### PROBLEM TO SOLVE
In the listing below, locate the lines bearing the word "JSON". Copy every one of them.

### RECORDED INFORMATION
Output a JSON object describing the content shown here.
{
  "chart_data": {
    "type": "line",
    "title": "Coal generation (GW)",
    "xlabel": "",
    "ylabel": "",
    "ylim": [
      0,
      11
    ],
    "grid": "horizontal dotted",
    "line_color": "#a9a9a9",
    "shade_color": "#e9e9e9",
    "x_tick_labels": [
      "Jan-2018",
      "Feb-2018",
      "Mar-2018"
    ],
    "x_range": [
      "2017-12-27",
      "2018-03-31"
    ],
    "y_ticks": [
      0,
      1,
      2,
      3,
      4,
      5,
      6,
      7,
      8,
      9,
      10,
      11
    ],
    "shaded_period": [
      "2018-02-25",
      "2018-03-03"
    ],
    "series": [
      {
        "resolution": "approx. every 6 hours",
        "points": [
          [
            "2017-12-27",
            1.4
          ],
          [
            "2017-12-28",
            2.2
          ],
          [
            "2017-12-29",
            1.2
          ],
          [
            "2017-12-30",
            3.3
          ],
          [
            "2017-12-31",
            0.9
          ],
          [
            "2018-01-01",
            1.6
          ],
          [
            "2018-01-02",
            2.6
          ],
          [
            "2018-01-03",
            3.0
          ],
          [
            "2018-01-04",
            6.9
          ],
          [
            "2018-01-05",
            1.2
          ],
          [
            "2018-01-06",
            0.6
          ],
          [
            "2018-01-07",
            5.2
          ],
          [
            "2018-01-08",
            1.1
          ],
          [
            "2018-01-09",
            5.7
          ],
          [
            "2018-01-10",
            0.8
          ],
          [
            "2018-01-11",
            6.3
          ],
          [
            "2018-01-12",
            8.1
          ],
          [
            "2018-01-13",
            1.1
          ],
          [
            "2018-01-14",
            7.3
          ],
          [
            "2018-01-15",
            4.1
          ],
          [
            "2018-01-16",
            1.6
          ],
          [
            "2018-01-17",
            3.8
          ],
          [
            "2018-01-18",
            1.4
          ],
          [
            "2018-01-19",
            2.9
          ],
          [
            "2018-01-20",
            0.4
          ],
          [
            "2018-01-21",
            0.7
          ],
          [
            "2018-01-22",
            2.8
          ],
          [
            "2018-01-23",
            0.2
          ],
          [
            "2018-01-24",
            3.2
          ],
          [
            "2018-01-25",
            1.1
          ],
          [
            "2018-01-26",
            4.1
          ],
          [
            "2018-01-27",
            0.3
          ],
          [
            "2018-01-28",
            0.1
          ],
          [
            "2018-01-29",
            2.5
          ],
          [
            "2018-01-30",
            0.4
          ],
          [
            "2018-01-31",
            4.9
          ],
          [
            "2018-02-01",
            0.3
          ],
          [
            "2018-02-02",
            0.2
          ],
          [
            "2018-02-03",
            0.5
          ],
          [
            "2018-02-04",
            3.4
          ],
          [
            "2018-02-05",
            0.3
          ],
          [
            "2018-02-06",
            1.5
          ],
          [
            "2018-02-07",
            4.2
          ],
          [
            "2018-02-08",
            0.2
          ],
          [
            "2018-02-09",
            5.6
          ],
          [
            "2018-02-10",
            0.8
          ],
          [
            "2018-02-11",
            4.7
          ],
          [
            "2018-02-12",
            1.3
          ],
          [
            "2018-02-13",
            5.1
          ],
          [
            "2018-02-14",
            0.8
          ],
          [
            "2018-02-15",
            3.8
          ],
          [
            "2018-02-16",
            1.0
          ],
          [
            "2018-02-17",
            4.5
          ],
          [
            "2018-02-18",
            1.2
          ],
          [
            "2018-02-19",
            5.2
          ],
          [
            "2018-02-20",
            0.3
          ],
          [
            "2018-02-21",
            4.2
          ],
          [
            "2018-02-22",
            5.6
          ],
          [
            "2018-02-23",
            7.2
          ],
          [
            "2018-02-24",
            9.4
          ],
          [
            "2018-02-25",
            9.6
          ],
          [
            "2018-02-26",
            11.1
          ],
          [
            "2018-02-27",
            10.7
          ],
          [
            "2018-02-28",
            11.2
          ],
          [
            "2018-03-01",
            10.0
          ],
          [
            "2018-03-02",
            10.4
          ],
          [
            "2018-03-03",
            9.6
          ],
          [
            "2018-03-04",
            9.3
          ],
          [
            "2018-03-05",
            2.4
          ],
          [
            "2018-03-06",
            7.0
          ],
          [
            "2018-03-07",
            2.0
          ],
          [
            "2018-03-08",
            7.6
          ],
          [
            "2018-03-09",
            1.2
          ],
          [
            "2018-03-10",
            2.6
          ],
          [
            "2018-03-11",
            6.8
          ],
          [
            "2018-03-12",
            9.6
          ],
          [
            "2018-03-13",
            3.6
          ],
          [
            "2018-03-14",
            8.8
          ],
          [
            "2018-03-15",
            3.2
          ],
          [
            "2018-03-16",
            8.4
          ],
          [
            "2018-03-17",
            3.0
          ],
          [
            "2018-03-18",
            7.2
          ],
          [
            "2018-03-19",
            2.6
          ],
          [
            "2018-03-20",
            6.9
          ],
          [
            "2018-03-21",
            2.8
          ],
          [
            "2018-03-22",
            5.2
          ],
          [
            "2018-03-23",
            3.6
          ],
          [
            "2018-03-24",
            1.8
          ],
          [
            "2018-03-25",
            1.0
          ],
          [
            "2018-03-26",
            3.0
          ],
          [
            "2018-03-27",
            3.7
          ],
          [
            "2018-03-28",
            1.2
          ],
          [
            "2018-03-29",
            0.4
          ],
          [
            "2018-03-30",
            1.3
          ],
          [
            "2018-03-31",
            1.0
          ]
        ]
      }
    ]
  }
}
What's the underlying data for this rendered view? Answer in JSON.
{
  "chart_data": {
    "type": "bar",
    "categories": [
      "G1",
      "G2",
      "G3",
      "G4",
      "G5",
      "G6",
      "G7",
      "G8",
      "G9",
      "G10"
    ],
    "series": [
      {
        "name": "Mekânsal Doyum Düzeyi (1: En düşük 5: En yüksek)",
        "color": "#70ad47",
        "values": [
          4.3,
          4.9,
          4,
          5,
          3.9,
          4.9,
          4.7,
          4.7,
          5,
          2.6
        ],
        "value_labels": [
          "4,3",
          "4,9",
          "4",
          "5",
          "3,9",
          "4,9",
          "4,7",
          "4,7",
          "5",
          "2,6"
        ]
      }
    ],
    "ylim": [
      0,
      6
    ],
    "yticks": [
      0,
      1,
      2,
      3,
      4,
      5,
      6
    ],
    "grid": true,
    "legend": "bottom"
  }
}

### RESPONSE FOR THIS EXERCISE
Output a JSON object describing the content shown here.
What's the underlying data for this rendered view? Answer in JSON.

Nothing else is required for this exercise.